**Material**
━━━━━━━━━━━━━━━━━━━━━━━━━━━━━━
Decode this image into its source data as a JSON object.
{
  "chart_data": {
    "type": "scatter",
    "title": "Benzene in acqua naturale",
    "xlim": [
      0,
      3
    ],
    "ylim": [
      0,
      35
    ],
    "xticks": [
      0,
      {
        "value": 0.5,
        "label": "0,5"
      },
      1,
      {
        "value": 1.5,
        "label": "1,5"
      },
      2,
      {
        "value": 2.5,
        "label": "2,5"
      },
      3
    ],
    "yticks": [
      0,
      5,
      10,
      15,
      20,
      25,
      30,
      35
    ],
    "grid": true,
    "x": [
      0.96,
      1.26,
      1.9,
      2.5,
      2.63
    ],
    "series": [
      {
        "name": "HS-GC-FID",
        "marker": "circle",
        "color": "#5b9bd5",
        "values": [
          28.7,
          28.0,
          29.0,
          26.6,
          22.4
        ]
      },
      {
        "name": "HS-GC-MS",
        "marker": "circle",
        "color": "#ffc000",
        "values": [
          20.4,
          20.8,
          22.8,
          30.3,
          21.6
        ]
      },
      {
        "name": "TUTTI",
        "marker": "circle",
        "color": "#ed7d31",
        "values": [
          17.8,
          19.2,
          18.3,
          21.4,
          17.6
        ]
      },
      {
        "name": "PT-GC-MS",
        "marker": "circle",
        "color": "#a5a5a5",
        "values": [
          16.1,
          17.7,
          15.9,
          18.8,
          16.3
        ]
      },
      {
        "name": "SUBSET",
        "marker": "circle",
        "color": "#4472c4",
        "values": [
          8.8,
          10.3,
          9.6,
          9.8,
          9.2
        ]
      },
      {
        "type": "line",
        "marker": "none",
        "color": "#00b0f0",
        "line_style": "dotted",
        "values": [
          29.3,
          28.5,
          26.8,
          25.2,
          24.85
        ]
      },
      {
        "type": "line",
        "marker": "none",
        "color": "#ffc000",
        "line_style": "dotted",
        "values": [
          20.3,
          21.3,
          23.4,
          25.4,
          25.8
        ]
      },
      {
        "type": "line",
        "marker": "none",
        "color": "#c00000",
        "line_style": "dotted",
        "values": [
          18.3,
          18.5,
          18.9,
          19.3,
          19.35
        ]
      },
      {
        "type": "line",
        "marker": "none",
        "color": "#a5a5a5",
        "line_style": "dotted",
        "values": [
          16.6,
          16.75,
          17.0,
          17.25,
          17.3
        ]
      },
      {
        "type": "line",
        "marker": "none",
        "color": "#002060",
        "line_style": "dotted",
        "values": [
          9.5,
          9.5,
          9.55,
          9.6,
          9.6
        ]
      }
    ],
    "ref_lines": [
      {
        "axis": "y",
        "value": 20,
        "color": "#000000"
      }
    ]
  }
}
━━━━━━━━━━━━━━━━━━━━━━━━━━━━━━
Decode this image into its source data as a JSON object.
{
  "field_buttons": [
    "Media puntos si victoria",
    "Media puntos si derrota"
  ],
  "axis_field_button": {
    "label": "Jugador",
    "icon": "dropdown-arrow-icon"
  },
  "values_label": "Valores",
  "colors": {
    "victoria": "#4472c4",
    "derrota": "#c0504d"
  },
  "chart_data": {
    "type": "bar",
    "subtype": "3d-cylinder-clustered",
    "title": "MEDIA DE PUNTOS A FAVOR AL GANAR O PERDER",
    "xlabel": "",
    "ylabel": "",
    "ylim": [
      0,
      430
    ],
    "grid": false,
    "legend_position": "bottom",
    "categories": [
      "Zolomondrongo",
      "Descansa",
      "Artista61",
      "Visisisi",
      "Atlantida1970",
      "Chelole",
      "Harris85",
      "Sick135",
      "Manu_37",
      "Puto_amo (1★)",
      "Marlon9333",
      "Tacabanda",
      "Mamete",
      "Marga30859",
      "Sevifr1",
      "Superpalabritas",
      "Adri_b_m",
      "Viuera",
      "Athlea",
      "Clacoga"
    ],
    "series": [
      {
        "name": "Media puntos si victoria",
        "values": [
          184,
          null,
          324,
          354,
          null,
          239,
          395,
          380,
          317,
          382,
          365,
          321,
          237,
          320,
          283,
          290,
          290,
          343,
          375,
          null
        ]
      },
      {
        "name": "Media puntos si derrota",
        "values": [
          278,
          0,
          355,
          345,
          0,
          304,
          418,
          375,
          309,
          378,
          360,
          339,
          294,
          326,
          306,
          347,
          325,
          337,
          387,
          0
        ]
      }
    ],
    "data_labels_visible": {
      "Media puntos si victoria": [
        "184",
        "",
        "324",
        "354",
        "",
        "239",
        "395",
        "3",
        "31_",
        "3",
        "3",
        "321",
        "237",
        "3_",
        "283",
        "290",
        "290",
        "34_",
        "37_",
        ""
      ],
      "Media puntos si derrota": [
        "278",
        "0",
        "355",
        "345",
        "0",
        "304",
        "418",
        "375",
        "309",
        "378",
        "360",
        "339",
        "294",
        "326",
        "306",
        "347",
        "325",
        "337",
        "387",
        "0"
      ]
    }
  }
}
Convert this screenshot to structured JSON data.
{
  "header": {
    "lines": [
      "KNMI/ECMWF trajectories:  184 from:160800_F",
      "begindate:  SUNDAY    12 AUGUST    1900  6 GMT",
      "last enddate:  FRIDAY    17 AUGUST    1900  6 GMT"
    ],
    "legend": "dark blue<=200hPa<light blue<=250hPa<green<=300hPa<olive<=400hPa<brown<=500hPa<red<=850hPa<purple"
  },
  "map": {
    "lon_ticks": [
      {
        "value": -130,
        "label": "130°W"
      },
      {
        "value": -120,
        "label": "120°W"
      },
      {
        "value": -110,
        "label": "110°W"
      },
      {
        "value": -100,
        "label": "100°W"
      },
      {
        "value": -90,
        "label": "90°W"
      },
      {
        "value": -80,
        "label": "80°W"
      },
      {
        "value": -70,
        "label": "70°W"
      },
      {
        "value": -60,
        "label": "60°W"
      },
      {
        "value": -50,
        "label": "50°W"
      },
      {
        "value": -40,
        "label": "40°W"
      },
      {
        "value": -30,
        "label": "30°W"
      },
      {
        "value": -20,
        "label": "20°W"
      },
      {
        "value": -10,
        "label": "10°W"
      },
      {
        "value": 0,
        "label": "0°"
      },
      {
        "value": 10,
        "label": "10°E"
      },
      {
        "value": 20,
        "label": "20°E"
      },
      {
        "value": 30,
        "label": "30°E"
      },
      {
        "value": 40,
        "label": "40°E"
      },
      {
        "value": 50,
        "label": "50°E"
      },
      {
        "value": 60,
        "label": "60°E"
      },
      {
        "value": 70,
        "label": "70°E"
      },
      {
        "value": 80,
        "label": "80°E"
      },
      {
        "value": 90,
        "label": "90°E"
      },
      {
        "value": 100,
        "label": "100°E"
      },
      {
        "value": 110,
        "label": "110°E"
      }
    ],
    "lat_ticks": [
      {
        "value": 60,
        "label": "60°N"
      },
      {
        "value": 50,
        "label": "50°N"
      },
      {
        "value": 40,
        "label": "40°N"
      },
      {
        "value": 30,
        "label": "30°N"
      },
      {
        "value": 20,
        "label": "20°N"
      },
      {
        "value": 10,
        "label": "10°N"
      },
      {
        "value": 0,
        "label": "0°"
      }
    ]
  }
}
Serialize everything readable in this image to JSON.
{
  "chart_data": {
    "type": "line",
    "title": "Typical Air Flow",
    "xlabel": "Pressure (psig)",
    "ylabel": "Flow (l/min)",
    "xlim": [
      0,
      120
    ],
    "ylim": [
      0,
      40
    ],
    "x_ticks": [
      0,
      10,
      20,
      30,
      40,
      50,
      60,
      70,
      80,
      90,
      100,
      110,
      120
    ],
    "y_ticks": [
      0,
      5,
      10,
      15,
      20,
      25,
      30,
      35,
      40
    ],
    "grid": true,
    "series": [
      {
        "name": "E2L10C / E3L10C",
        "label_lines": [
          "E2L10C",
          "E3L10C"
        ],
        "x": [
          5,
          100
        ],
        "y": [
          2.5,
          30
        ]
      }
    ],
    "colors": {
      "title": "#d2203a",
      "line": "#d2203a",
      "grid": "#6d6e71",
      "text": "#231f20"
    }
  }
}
━━━━━━━━━━━━━━━━━━━━━━━━━━━━━━
**Stated problem**
Return only the count of lines in the records that hold the word "title".

**Response**
4